Copy every line that mentions the word "Camerun".

● Exercise input:
§
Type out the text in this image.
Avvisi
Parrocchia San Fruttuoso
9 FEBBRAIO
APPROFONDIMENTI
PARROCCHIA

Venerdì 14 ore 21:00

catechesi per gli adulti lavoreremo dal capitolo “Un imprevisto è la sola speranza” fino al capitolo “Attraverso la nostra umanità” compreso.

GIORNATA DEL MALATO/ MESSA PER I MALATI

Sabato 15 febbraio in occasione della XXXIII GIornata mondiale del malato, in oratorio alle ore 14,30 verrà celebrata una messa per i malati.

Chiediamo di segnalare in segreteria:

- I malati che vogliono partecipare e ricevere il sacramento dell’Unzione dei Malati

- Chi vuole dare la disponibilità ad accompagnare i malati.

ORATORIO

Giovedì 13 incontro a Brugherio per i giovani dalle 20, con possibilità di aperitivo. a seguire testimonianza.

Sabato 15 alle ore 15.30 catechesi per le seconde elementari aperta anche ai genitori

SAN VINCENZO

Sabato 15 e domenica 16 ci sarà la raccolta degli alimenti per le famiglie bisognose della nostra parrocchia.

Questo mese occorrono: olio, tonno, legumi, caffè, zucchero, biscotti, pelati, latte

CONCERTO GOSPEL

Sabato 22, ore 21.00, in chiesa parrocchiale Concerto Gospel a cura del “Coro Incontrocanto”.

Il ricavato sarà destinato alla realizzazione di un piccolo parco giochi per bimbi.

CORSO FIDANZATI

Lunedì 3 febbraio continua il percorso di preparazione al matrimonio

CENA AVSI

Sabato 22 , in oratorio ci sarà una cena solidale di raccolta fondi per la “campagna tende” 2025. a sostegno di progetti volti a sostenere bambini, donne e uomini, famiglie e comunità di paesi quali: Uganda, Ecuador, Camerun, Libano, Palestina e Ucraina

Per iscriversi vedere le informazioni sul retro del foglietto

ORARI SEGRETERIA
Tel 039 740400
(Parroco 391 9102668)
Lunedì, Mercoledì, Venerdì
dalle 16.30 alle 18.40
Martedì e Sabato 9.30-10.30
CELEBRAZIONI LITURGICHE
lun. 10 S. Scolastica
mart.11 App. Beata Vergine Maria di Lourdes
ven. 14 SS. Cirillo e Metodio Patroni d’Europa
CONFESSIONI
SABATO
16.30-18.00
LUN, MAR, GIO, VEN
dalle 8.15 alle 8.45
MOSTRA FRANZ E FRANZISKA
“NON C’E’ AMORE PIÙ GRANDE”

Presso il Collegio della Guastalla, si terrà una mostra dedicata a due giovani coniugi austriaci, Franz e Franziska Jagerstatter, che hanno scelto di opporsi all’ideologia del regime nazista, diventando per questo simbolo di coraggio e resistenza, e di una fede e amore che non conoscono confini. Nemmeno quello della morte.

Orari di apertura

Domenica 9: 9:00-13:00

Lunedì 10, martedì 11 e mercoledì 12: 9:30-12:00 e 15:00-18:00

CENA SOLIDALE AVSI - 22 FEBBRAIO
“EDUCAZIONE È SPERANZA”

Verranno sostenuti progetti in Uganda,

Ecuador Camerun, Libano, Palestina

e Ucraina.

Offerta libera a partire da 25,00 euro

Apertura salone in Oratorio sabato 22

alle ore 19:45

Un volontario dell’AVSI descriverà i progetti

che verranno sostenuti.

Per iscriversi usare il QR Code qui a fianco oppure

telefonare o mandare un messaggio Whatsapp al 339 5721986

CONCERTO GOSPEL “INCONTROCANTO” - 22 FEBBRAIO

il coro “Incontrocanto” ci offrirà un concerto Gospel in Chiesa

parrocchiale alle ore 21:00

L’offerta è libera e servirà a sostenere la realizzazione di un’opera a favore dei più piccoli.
§
● Result below:
Sabato 22 , in oratorio ci sarà una cena solidale di raccolta fondi per la “campagna tende” 2025. a sostegno di progetti volti a sostenere bambini, donne e uomini, famiglie e comunità di paesi quali: Uganda, Ecuador, Camerun, Libano, Palestina e Ucraina
Ecuador Camerun, Libano, Palestina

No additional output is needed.